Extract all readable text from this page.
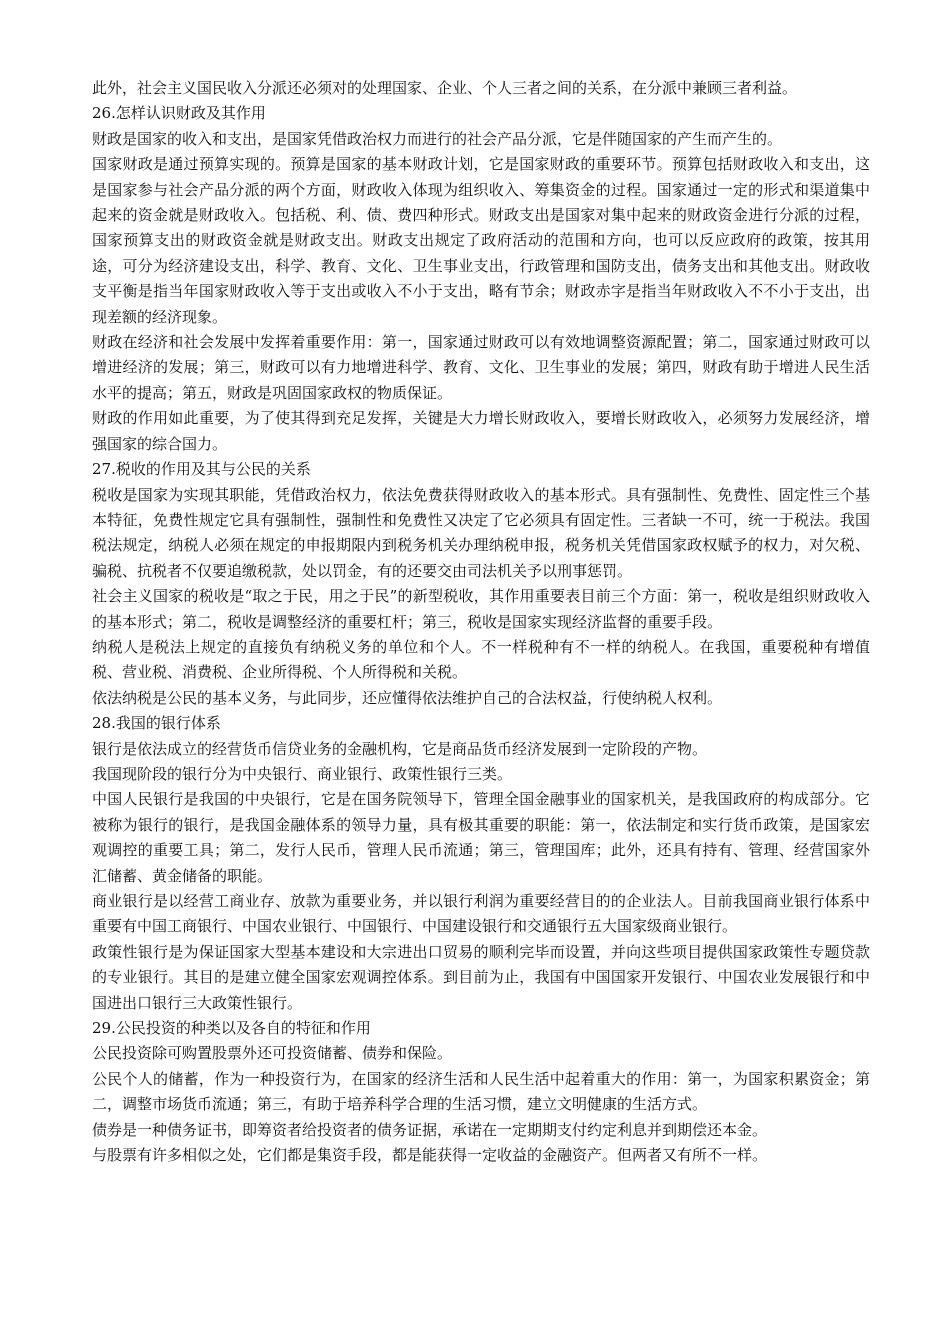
此外，社会主义国民收入分派还必须对的处理国家、企业、个人三者之间的关系，在分派中兼顾三者利益。

26.怎样认识财政及其作用

财政是国家的收入和支出，是国家凭借政治权力而进行的社会产品分派，它是伴随国家的产生而产生的。

国家财政是通过预算实现的。预算是国家的基本财政计划，它是国家财政的重要环节。预算包括财政收入和支出，这是国家参与社会产品分派的两个方面，财政收入体现为组织收入、筹集资金的过程。国家通过一定的形式和渠道集中起来的资金就是财政收入。包括税、利、债、费四种形式。财政支出是国家对集中起来的财政资金进行分派的过程，国家预算支出的财政资金就是财政支出。财政支出规定了政府活动的范围和方向，也可以反应政府的政策，按其用途，可分为经济建设支出，科学、教育、文化、卫生事业支出，行政管理和国防支出，债务支出和其他支出。财政收支平衡是指当年国家财政收入等于支出或收入不小于支出，略有节余；财政赤字是指当年财政收入不不小于支出，出现差额的经济现象。

财政在经济和社会发展中发挥着重要作用：第一，国家通过财政可以有效地调整资源配置；第二，国家通过财政可以增进经济的发展；第三，财政可以有力地增进科学、教育、文化、卫生事业的发展；第四，财政有助于增进人民生活水平的提高；第五，财政是巩固国家政权的物质保证。

财政的作用如此重要，为了使其得到充足发挥，关键是大力增长财政收入，要增长财政收入，必须努力发展经济，增强国家的综合国力。

27.税收的作用及其与公民的关系

税收是国家为实现其职能，凭借政治权力，依法免费获得财政收入的基本形式。具有强制性、免费性、固定性三个基本特征，免费性规定它具有强制性，强制性和免费性又决定了它必须具有固定性。三者缺一不可，统一于税法。我国税法规定，纳税人必须在规定的申报期限内到税务机关办理纳税申报，税务机关凭借国家政权赋予的权力，对欠税、骗税、抗税者不仅要追缴税款，处以罚金，有的还要交由司法机关予以刑事惩罚。

社会主义国家的税收是“取之于民，用之于民”的新型税收，其作用重要表目前三个方面：第一，税收是组织财政收入的基本形式；第二，税收是调整经济的重要杠杆；第三，税收是国家实现经济监督的重要手段。

纳税人是税法上规定的直接负有纳税义务的单位和个人。不一样税种有不一样的纳税人。在我国，重要税种有增值税、营业税、消费税、企业所得税、个人所得税和关税。

依法纳税是公民的基本义务，与此同步，还应懂得依法维护自己的合法权益，行使纳税人权利。

28.我国的银行体系

银行是依法成立的经营货币信贷业务的金融机构，它是商品货币经济发展到一定阶段的产物。

我国现阶段的银行分为中央银行、商业银行、政策性银行三类。

中国人民银行是我国的中央银行，它是在国务院领导下，管理全国金融事业的国家机关，是我国政府的构成部分。它被称为银行的银行，是我国金融体系的领导力量，具有极其重要的职能：第一，依法制定和实行货币政策，是国家宏观调控的重要工具；第二，发行人民币，管理人民币流通；第三，管理国库；此外，还具有持有、管理、经营国家外汇储蓄、黄金储备的职能。

商业银行是以经营工商业存、放款为重要业务，并以银行利润为重要经营目的的企业法人。目前我国商业银行体系中重要有中国工商银行、中国农业银行、中国银行、中国建设银行和交通银行五大国家级商业银行。

政策性银行是为保证国家大型基本建设和大宗进出口贸易的顺利完毕而设置，并向这些项目提供国家政策性专题贷款的专业银行。其目的是建立健全国家宏观调控体系。到目前为止，我国有中国国家开发银行、中国农业发展银行和中国进出口银行三大政策性银行。

29.公民投资的种类以及各自的特征和作用

公民投资除可购置股票外还可投资储蓄、债券和保险。

公民个人的储蓄，作为一种投资行为，在国家的经济生活和人民生活中起着重大的作用：第一，为国家积累资金；第二，调整市场货币流通；第三，有助于培养科学合理的生活习惯，建立文明健康的生活方式。

债券是一种债务证书，即筹资者给投资者的债务证据，承诺在一定期期支付约定利息并到期偿还本金。

与股票有许多相似之处，它们都是集资手段，都是能获得一定收益的金融资产。但两者又有所不一样。
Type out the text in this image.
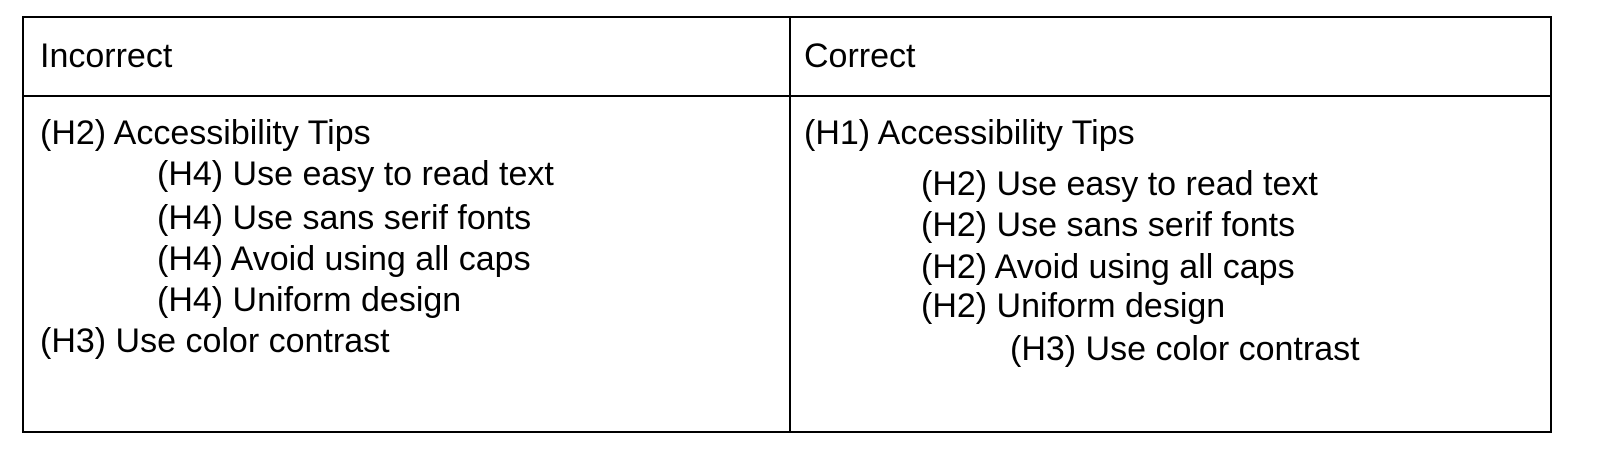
Incorrect	Correct
(H2) Accessibility Tips
(H4) Use easy to read text
(H4) Use sans serif fonts
(H4) Avoid using all caps
(H4) Uniform design
(H3) Use color contrast
(H1) Accessibility Tips
(H2) Use easy to read text
(H2) Use sans serif fonts
(H2) Avoid using all caps
(H2) Uniform design
(H3) Use color contrast
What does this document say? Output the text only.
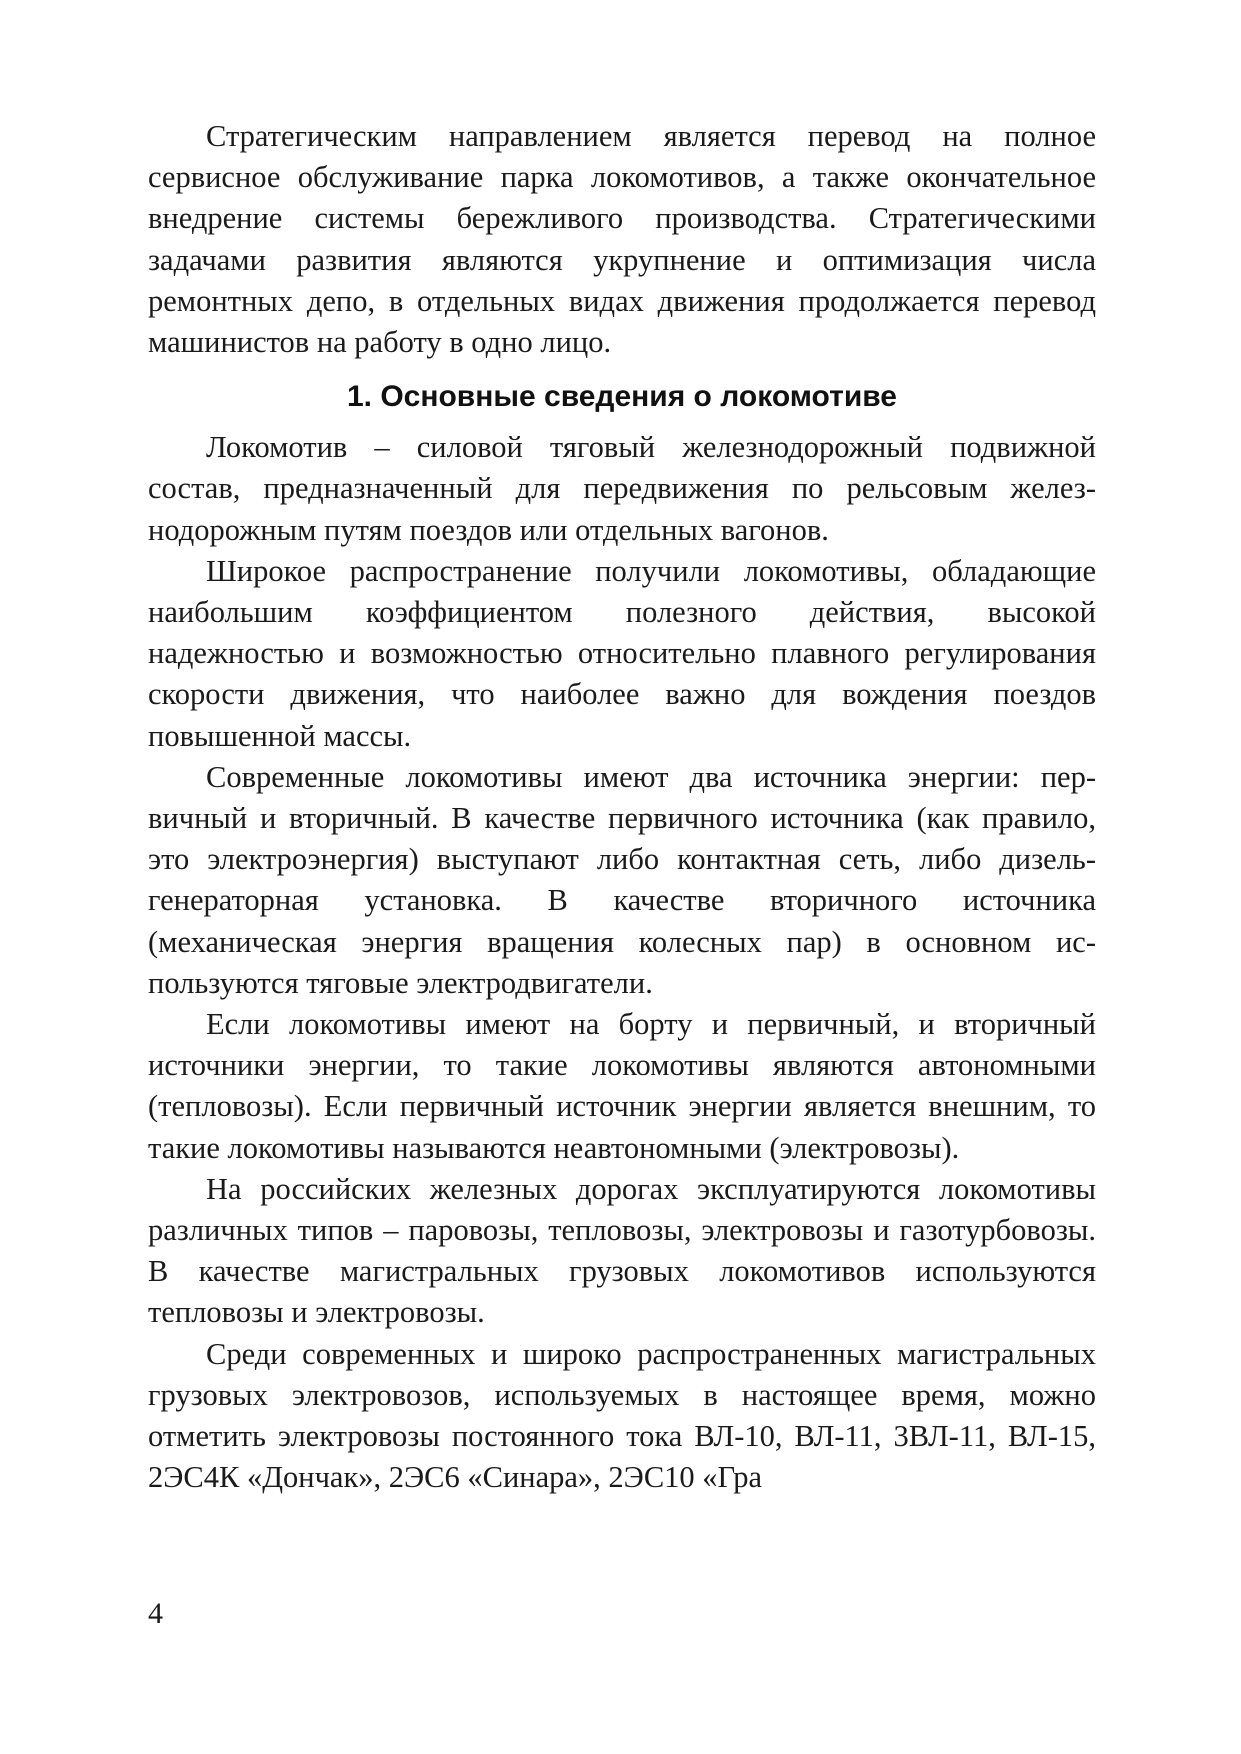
Стратегическим направлением является перевод на полное сервисное обслуживание парка локомотивов, а также окончательное внедрение системы бережливого производства. Стратегическими задачами развития являются укрупнение и оптимизация числа ремонтных депо, в отдельных видах движения продолжается перевод машинистов на работу в одно лицо.

1. Основные сведения о локомотиве

Локомотив – силовой тяговый железнодорожный подвижной состав, предназначенный для передвижения по рельсовым железнодорожным путям поездов или отдельных вагонов.

Широкое распространение получили локомотивы, обладающие наибольшим коэффициентом полезного действия, высокой надежностью и возможностью относительно плавного регулирования скорости движения, что наиболее важно для вождения поездов повышенной массы.

Современные локомотивы имеют два источника энергии: первичный и вторичный. В качестве первичного источника (как правило, это электроэнергия) выступают либо контактная сеть, либо дизель-генераторная установка. В качестве вторичного источника (механическая энергия вращения колесных пар) в основном используются тяговые электродвигатели.

Если локомотивы имеют на борту и первичный, и вторичный источники энергии, то такие локомотивы являются автономными (тепловозы). Если первичный источник энергии является внешним, то такие локомотивы называются неавтономными (электровозы).

На российских железных дорогах эксплуатируются локомотивы различных типов – паровозы, тепловозы, электровозы и газотурбовозы. В качестве магистральных грузовых локомотивов используются тепловозы и электровозы.

Среди современных и широко распространенных магистральных грузовых электровозов, используемых в настоящее время, можно отметить электровозы постоянного тока ВЛ-10, ВЛ-11, 3ВЛ-11, ВЛ-15, 2ЭС4К «Дончак», 2ЭС6 «Синара», 2ЭС10 «Гра

4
· · · ·
Required work - Show, from the material above, each line that includes the string "Accessibility".

Written answer -
(H2) Accessibility Tips
(H1) Accessibility Tips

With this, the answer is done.